What is being asked.
Your answer should be one number: how many lines of the records hold the string "View".

Data entries.
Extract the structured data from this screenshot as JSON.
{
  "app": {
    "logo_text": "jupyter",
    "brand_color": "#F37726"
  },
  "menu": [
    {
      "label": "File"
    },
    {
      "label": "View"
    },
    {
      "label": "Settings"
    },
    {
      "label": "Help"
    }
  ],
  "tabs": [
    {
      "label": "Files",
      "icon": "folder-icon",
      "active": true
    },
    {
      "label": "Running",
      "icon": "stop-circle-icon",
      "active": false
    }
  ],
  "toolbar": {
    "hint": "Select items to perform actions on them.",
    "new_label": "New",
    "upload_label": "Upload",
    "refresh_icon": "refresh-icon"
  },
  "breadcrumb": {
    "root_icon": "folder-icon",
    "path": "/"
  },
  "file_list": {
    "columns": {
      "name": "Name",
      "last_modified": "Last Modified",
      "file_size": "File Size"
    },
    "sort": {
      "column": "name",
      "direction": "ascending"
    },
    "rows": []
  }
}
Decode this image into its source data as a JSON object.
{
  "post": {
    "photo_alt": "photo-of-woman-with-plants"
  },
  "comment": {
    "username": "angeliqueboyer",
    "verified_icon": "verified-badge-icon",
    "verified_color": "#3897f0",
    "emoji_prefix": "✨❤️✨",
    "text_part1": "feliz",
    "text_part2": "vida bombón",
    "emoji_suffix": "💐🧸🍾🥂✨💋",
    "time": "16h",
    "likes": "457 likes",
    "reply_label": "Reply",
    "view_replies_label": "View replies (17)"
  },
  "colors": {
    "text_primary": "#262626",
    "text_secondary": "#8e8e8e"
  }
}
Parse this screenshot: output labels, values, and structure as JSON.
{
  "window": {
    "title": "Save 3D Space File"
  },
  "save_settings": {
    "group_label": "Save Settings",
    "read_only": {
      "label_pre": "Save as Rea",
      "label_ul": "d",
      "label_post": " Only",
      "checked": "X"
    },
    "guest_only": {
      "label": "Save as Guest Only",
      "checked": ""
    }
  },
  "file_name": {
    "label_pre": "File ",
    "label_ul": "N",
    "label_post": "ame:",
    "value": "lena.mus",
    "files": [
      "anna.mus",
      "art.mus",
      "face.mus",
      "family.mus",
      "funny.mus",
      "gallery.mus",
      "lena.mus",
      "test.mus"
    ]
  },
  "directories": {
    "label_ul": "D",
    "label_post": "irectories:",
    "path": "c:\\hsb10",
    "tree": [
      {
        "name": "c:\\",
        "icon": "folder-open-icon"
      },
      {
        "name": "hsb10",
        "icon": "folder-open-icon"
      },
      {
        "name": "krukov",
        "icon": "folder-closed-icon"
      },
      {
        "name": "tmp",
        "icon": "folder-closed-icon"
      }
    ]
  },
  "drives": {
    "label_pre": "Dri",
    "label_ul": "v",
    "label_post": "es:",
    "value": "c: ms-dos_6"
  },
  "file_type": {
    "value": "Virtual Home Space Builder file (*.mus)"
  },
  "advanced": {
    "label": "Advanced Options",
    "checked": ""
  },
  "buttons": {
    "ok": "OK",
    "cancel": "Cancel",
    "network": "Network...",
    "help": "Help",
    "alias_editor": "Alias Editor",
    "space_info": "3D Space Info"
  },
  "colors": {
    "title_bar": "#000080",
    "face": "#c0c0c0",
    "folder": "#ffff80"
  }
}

Result of the task.
2